**Supplied records**:
--------
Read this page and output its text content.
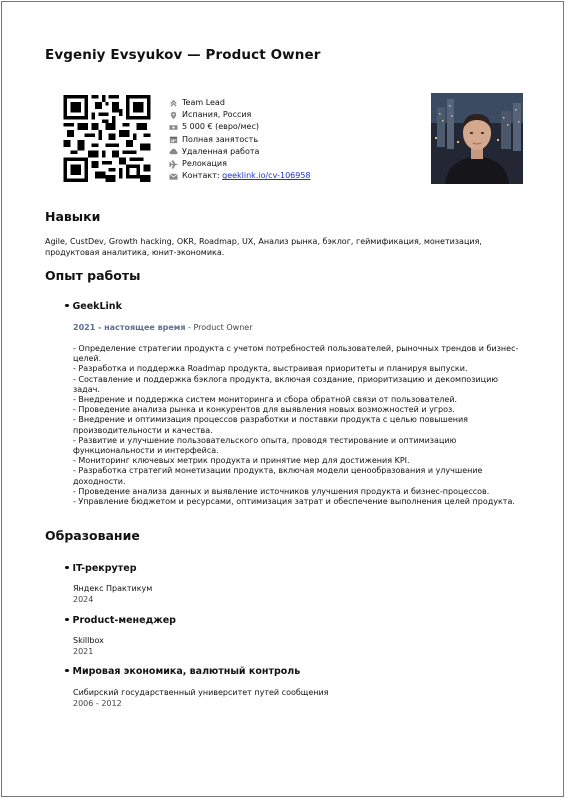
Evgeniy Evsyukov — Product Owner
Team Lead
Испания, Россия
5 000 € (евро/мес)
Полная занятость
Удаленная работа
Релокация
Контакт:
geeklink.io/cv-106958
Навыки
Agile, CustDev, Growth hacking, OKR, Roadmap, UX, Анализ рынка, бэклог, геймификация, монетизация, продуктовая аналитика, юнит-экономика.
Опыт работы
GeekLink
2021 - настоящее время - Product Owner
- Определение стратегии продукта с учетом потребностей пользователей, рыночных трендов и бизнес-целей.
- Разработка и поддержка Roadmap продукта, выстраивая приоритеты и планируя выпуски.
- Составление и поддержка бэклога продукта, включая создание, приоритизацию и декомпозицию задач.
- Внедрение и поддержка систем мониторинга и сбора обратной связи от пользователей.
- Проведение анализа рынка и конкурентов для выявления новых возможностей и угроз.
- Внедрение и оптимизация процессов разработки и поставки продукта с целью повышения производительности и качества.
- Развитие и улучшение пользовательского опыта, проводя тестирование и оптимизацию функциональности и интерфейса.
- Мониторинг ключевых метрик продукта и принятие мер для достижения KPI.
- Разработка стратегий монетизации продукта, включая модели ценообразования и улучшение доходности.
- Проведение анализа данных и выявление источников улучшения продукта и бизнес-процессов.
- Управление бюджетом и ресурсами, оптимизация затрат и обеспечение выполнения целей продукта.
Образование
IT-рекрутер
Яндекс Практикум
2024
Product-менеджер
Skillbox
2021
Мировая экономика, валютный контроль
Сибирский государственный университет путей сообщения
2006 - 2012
--------
Looking at the listing above, how many of its lines contain the string "Внедрение"? Give the number alone.

**Correct response**:
2